* [Texte source]:
□ □ □ □ □

Depuis 2008 Maxime Graillot a rejoint son père. Il poursuit l’œuvre du domaine familial en appliquant les méthodes traditionnelles de vendange entière et d’élevage en fûts de plusieurs vins. Parallèlement il a développé son propre Domaine des Lises avec 6.5ha à Beaumont-Monteux, non loin de la propriété familiale. Enfin les Graillot père & fils sont résolument tournés vers de nouveaux horizons, au service de cette noble Syrah, avec des projets au Maroc ou en Australie.
Après cette brève présentation place à la première série de Crozes-Hermitage blanc sur 2 millésimes. Les bouteilles de ce vin sont scellées par une capsule à vis ce qui suggère que ce vin est destiné à une consommation dans les premières années après sa mise sur le marché. Le 2012 propose une robe dorée claire ainsi qu’un nez lacté qui précède des notes florales et végétales : pour moi il fait très Viognier ! La bouche grasse, large et généreuse démontre que le vin a certainement fait sa malo-locatique. Une acidité s’exprime en fin de bouche sur le bonbon et les herbes fraîches avant de gagner en puissance et en chaleur en finale. Issu d’un millésime chaleureux, il n’en est pas moins parfumé et plutôt bien fait. Cependant il se fait vite dépasser par un Crozes-Hermitage blanc 2013 filigrane, vif et juste en tous points. Son nez discret de prime abord s’ouvre sur le fruit blanc et le melon. Doté d’une fraîcheur et d’une intensité singulières, il s’ouvre en bouche sur des notes d’olive verte, de fruit blanc et d’agrumes. Sa vivacité ainsi qu’une fine amertume titillent le dégustateur avant de se prolonger longuement. Très joli exemple de Crozes-Hermitage blanc, fait à partir de 80% de Marsanne et 20% de Roussanne, car il joue sur la tension malgré une belle matière sous-jacente. L’équilibre est donc tout trouvé ! Bravo !

□ □ □ □ □

* [Consigne]: Reprenez le texte sur la dégustation des Crozes-Hermitage blancs des Graillot et prolongez-le à la suite de sa dernière phrase.

* [Données extraites]:
□ □ □ □ □

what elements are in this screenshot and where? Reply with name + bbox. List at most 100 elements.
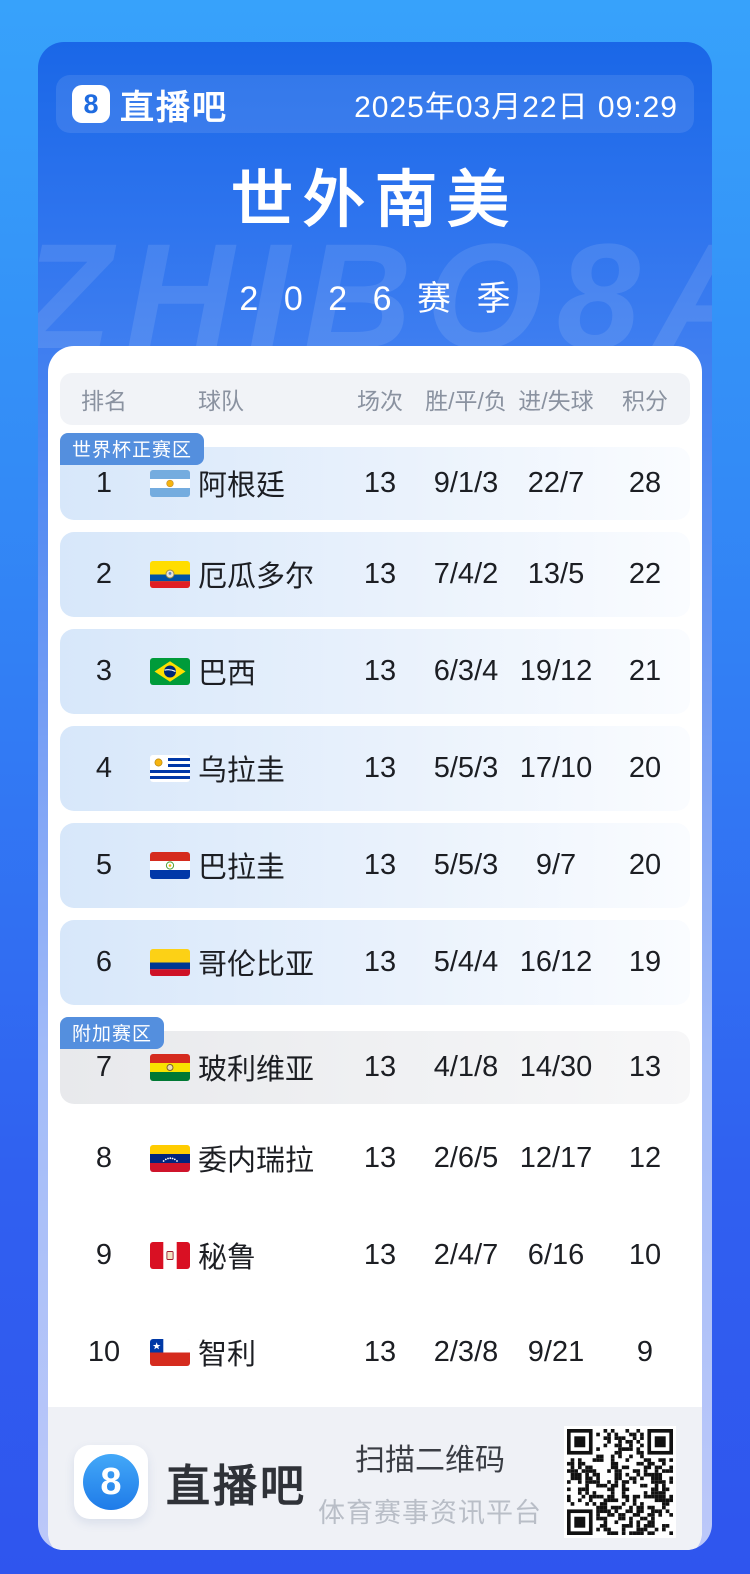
goals-for-against: 9/21 <box>527 1335 585 1368</box>
rank-value: 3 <box>95 654 113 687</box>
team-flag-icon <box>150 469 190 497</box>
rank-value: 10 <box>87 1335 121 1368</box>
team-name: 委内瑞拉 <box>198 1145 315 1178</box>
team-flag-icon <box>150 1241 190 1269</box>
goals-for-against: 14/30 <box>519 1050 593 1083</box>
table-row: 3 巴西 13 6/3/4 19/12 21 <box>60 628 690 714</box>
matches-played: 13 <box>363 848 397 881</box>
win-draw-loss: 6/3/4 <box>433 654 499 687</box>
table-row: 附加赛区 7 玻利维亚 13 4/1/8 14/30 13 <box>60 1016 690 1104</box>
goals-for-against: 16/12 <box>519 945 593 978</box>
rank-value: 8 <box>95 1141 113 1174</box>
table-row: 4 乌拉圭 13 5/5/3 17/10 20 <box>60 725 690 811</box>
win-draw-loss: 5/5/3 <box>433 751 499 784</box>
zone-badge: 附加赛区 <box>60 1016 165 1049</box>
points-value: 20 <box>628 848 662 881</box>
team-flag-icon <box>150 948 190 976</box>
col-rank: 排名 <box>81 387 127 414</box>
card-footer: 8 直播吧 扫描二维码 体育赛事资讯平台 <box>48 1406 702 1550</box>
brand-name: 直播吧 <box>120 88 228 127</box>
standings-card: 排名 球队 场次 胜/平/负 进/失球 积分 世界杯正赛区 1 阿根廷 13 9… <box>48 346 702 1550</box>
points-value: 28 <box>628 466 662 499</box>
points-value: 12 <box>628 1141 662 1174</box>
table-row: 8 委内瑞拉 13 2/6/5 12/17 12 <box>60 1116 690 1201</box>
matches-played: 13 <box>363 466 397 499</box>
goals-for-against: 13/5 <box>527 557 585 590</box>
goals-for-against: 17/10 <box>519 751 593 784</box>
team-flag-icon <box>150 1053 190 1081</box>
table-row: 9 秘鲁 13 2/4/7 6/16 10 <box>60 1213 690 1298</box>
footer-brand-name: 直播吧 <box>166 1462 307 1512</box>
qr-code <box>564 1426 676 1539</box>
zhibo8-logo-icon: 8 <box>72 85 110 123</box>
standings-rows: 世界杯正赛区 1 阿根廷 13 9/1/3 22/7 28 2 厄瓜多尔 13 … <box>60 432 690 1407</box>
win-draw-loss: 4/1/8 <box>433 1050 499 1083</box>
team-flag-icon <box>150 560 190 588</box>
scan-subtitle: 体育赛事资讯平台 <box>318 1497 542 1528</box>
points-value: 22 <box>628 557 662 590</box>
top-bar: 8 直播吧 2025年03月22日 09:29 <box>56 75 694 133</box>
team-flag-icon <box>150 1144 190 1172</box>
matches-played: 13 <box>363 1050 397 1083</box>
win-draw-loss: 5/5/3 <box>433 848 499 881</box>
win-draw-loss: 2/6/5 <box>433 1141 499 1174</box>
points-value: 21 <box>628 654 662 687</box>
table-header: 排名 球队 场次 胜/平/负 进/失球 积分 <box>60 373 690 425</box>
team-flag-icon <box>150 657 190 685</box>
datetime-label: 2025年03月22日 09:29 <box>354 91 678 124</box>
team-name: 巴西 <box>198 658 257 691</box>
rank-value: 5 <box>95 848 113 881</box>
goals-for-against: 9/7 <box>535 848 577 881</box>
matches-played: 13 <box>363 1238 397 1271</box>
points-value: 9 <box>636 1335 654 1368</box>
logo-8-glyph: 8 <box>83 1454 139 1511</box>
poster-panel: ZHIBO8A 8 直播吧 2025年03月22日 09:29 世外南美 202… <box>38 42 712 1550</box>
scan-title: 扫描二维码 <box>355 1443 505 1477</box>
season-label: 2026赛季 <box>239 280 537 318</box>
team-name: 哥伦比亚 <box>198 949 315 982</box>
table-row: 10 智利 13 2/3/8 9/21 9 <box>60 1310 690 1395</box>
table-row: 6 哥伦比亚 13 5/4/4 16/12 19 <box>60 919 690 1005</box>
zhibo8-footer-logo-icon: 8 <box>74 1445 148 1520</box>
team-flag-icon <box>150 754 190 782</box>
rank-value: 9 <box>95 1238 113 1271</box>
rank-value: 2 <box>95 557 113 590</box>
team-name: 阿根廷 <box>198 470 286 503</box>
points-value: 19 <box>628 945 662 978</box>
rank-value: 4 <box>95 751 113 784</box>
scan-hint: 扫描二维码 体育赛事资讯平台 <box>318 1435 542 1530</box>
rank-value: 7 <box>95 1050 113 1083</box>
win-draw-loss: 7/4/2 <box>433 557 499 590</box>
win-draw-loss: 5/4/4 <box>433 945 499 978</box>
matches-played: 13 <box>363 945 397 978</box>
page-title: 世外南美 <box>230 166 519 235</box>
team-name: 秘鲁 <box>198 1242 257 1275</box>
team-name: 智利 <box>198 1339 257 1372</box>
goals-for-against: 22/7 <box>527 466 585 499</box>
zone-badge: 世界杯正赛区 <box>60 432 205 465</box>
table-row: 5 巴拉圭 13 5/5/3 9/7 20 <box>60 822 690 908</box>
points-value: 20 <box>628 751 662 784</box>
rank-value: 6 <box>95 945 113 978</box>
matches-played: 13 <box>363 1141 397 1174</box>
matches-played: 13 <box>363 751 397 784</box>
col-team: 球队 <box>198 387 244 414</box>
goals-for-against: 6/16 <box>527 1238 585 1271</box>
rank-value: 1 <box>95 466 113 499</box>
goals-for-against: 12/17 <box>519 1141 593 1174</box>
points-value: 10 <box>628 1238 662 1271</box>
col-goals: 进/失球 <box>518 387 594 414</box>
col-points: 积分 <box>622 387 668 414</box>
table-row: 世界杯正赛区 1 阿根廷 13 9/1/3 22/7 28 <box>60 432 690 520</box>
team-name: 玻利维亚 <box>198 1054 315 1087</box>
points-value: 13 <box>628 1050 662 1083</box>
team-name: 巴拉圭 <box>198 852 286 885</box>
win-draw-loss: 9/1/3 <box>433 466 499 499</box>
table-row: 2 厄瓜多尔 13 7/4/2 13/5 22 <box>60 531 690 617</box>
team-name: 厄瓜多尔 <box>198 561 315 594</box>
team-flag-icon <box>150 1338 190 1366</box>
matches-played: 13 <box>363 654 397 687</box>
col-wdl: 胜/平/负 <box>425 387 507 414</box>
matches-played: 13 <box>363 557 397 590</box>
matches-played: 13 <box>363 1335 397 1368</box>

□ □ □ □ □

* [Réponse]:
La série suivante passe en revue 4 millésimes de Crozes-Hermitage rouge, le fer de lance de la gamme du domaine. Cet exercice fascinant nous a permis de découvrir, de transposer et de comparer la marque du vin par rapport aux particularités de chaque année. Bien sûr la vinification varie en fonction des caractéristiques de chaque millésime, néanmoins le style Graillot si véritable se dégage de cette série. Le Crozes-Hermitage 2012 est un grand jeune vin en devenir, doté de cette belle couleur sombre aux reflets violacés. Le fruit noir est mûr, épicé et complexe. L’attaque en bouche se veut minérale et est supportée par des tannins structurés mais fins. La bouche est superbement tenue, sur le fruit noir et le minéral, tout en longueur et en droiture. La finale conjugue la longueur à l’aromatique fruitée de ce Crozes-Hermitage de classe ! En fin de soirée nous étions curieux de comparer ce vin au Crozes-Hermitage 2012 du Domaine Combier au style plus mûr, plus extrait et plus ample. Le fruit noir avenant, exubérant, presque sucré s’exprime tout en rondeur et reflète un style plus accessible, plus simple à comprendre mais moins subtil : tel est le compromis ! Le Crozes-Hermitage 2011 a malheureusement un souci déviant : son nez poussiéreux, végétal et rustique éveille les soupçons, la bouche confirme un problème malgré un beau fond chaleureux, reflet de ce millésime solaire. Dommage… Nous nous consolons sans attendre avec l’équilibre du Crozes-Hermitage 2010. Des notes de café, de fruit noir et de poivre se dégagent du verre. Discret mais minéral et tendu, il gagnera à être gardé quelques années supplémentaires pour dévoiler toute sa majesté. Plus complexe que les vins précédents, plus subtil aussi avec des notes de mine de crayon, de métal, de minéral et d’épices, ce vin est la réflexion parfaite de son terroir ! Il est suivi par un Crozes-Hermitage 2009 intense et abouti avec un registre olfactif sur le fruit noir juteux, le cuir et le kirsch. La bouche sombre et rustique révèle un jus sapide qui est porté par des tannins de caractère, des arômes d’encre qui évoluent sur le végétal. L’opulence du vin est magnifiquement contenue par une finale fraîche et mentholée. Un vin complet, à maturité et prêt pour une belle viande rouge !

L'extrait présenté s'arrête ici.